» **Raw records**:
▼▼▼
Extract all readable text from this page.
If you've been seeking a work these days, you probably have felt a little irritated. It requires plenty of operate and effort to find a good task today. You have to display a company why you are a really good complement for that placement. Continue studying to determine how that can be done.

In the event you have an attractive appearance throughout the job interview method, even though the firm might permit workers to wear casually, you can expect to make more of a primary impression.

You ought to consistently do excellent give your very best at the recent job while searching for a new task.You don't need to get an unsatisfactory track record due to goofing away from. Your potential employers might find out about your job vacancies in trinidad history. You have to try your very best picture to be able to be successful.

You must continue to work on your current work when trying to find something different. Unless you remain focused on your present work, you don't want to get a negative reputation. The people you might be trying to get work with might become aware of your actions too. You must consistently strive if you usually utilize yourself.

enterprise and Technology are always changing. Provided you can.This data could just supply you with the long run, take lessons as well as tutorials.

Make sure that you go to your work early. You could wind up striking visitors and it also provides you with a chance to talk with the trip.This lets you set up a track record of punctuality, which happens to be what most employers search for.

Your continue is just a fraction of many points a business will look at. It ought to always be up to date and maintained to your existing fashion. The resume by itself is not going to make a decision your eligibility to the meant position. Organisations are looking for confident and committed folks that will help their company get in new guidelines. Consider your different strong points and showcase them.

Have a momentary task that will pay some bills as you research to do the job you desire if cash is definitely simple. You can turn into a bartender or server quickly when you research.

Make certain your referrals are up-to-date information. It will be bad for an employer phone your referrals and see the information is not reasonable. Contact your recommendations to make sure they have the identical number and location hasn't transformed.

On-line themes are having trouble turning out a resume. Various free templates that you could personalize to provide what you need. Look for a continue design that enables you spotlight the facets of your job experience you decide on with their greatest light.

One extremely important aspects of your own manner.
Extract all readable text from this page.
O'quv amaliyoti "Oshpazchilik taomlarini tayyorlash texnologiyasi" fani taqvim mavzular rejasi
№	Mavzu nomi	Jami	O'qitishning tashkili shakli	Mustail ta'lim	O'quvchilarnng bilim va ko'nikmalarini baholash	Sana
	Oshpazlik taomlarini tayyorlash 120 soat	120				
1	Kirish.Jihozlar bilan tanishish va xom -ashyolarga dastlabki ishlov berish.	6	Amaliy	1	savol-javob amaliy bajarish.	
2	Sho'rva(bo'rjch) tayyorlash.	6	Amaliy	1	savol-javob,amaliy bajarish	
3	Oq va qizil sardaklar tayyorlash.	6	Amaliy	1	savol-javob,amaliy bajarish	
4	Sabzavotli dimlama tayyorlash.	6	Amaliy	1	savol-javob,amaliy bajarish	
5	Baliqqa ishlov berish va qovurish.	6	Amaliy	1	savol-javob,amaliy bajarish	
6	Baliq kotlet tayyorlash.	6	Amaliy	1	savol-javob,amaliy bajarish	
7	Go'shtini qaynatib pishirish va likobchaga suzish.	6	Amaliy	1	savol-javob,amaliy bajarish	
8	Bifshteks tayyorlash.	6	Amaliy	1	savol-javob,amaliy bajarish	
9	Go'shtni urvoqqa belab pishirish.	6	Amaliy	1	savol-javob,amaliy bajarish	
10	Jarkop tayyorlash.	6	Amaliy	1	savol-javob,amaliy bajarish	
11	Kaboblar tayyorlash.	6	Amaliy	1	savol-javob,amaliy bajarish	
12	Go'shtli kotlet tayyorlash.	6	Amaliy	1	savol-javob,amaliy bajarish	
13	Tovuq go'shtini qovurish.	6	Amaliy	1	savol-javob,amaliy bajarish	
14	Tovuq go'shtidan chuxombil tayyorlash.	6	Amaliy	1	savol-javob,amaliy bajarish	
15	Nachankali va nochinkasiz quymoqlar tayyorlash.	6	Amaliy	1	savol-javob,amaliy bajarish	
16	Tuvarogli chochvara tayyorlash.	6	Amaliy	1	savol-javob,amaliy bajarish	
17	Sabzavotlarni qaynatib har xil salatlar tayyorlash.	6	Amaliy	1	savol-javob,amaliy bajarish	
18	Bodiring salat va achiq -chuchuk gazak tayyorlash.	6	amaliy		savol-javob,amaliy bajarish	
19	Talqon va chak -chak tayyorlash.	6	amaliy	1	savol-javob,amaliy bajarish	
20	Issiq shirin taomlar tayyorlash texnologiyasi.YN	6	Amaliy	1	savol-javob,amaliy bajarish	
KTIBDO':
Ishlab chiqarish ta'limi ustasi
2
▲▲▲
» **Exercise instructions**: All of the lines above need to be given again exactly.

» **Full response**:
Extract all readable text from this page.
If you've been seeking a work these days, you probably have felt a little irritated. It requires plenty of operate and effort to find a good task today. You have to display a company why you are a really good complement for that placement. Continue studying to determine how that can be done.

In the event you have an attractive appearance throughout the job interview method, even though the firm might permit workers to wear casually, you can expect to make more of a primary impression.

You ought to consistently do excellent give your very best at the recent job while searching for a new task.You don't need to get an unsatisfactory track record due to goofing away from. Your potential employers might find out about your job vacancies in trinidad history. You have to try your very best picture to be able to be successful.

You must continue to work on your current work when trying to find something different. Unless you remain focused on your present work, you don't want to get a negative reputation. The people you might be trying to get work with might become aware of your actions too. You must consistently strive if you usually utilize yourself.

enterprise and Technology are always changing. Provided you can.This data could just supply you with the long run, take lessons as well as tutorials.

Make sure that you go to your work early. You could wind up striking visitors and it also provides you with a chance to talk with the trip.This lets you set up a track record of punctuality, which happens to be what most employers search for.

Your continue is just a fraction of many points a business will look at. It ought to always be up to date and maintained to your existing fashion. The resume by itself is not going to make a decision your eligibility to the meant position. Organisations are looking for confident and committed folks that will help their company get in new guidelines. Consider your different strong points and showcase them.

Have a momentary task that will pay some bills as you research to do the job you desire if cash is definitely simple. You can turn into a bartender or server quickly when you research.

Make certain your referrals are up-to-date information. It will be bad for an employer phone your referrals and see the information is not reasonable. Contact your recommendations to make sure they have the identical number and location hasn't transformed.

On-line themes are having trouble turning out a resume. Various free templates that you could personalize to provide what you need. Look for a continue design that enables you spotlight the facets of your job experience you decide on with their greatest light.

One extremely important aspects of your own manner.
Extract all readable text from this page.
O'quv amaliyoti "Oshpazchilik taomlarini tayyorlash texnologiyasi" fani taqvim mavzular rejasi
№	Mavzu nomi	Jami	O'qitishning tashkili shakli	Mustail ta'lim	O'quvchilarnng bilim va ko'nikmalarini baholash	Sana
	Oshpazlik taomlarini tayyorlash 120 soat	120				
1	Kirish.Jihozlar bilan tanishish va xom -ashyolarga dastlabki ishlov berish.	6	Amaliy	1	savol-javob amaliy bajarish.	
2	Sho'rva(bo'rjch) tayyorlash.	6	Amaliy	1	savol-javob,amaliy bajarish	
3	Oq va qizil sardaklar tayyorlash.	6	Amaliy	1	savol-javob,amaliy bajarish	
4	Sabzavotli dimlama tayyorlash.	6	Amaliy	1	savol-javob,amaliy bajarish	
5	Baliqqa ishlov berish va qovurish.	6	Amaliy	1	savol-javob,amaliy bajarish	
6	Baliq kotlet tayyorlash.	6	Amaliy	1	savol-javob,amaliy bajarish	
7	Go'shtini qaynatib pishirish va likobchaga suzish.	6	Amaliy	1	savol-javob,amaliy bajarish	
8	Bifshteks tayyorlash.	6	Amaliy	1	savol-javob,amaliy bajarish	
9	Go'shtni urvoqqa belab pishirish.	6	Amaliy	1	savol-javob,amaliy bajarish	
10	Jarkop tayyorlash.	6	Amaliy	1	savol-javob,amaliy bajarish	
11	Kaboblar tayyorlash.	6	Amaliy	1	savol-javob,amaliy bajarish	
12	Go'shtli kotlet tayyorlash.	6	Amaliy	1	savol-javob,amaliy bajarish	
13	Tovuq go'shtini qovurish.	6	Amaliy	1	savol-javob,amaliy bajarish	
14	Tovuq go'shtidan chuxombil tayyorlash.	6	Amaliy	1	savol-javob,amaliy bajarish	
15	Nachankali va nochinkasiz quymoqlar tayyorlash.	6	Amaliy	1	savol-javob,amaliy bajarish	
16	Tuvarogli chochvara tayyorlash.	6	Amaliy	1	savol-javob,amaliy bajarish	
17	Sabzavotlarni qaynatib har xil salatlar tayyorlash.	6	Amaliy	1	savol-javob,amaliy bajarish	
18	Bodiring salat va achiq -chuchuk gazak tayyorlash.	6	amaliy		savol-javob,amaliy bajarish	
19	Talqon va chak -chak tayyorlash.	6	amaliy	1	savol-javob,amaliy bajarish	
20	Issiq shirin taomlar tayyorlash texnologiyasi.YN	6	Amaliy	1	savol-javob,amaliy bajarish	
KTIBDO':
Ishlab chiqarish ta'limi ustasi
2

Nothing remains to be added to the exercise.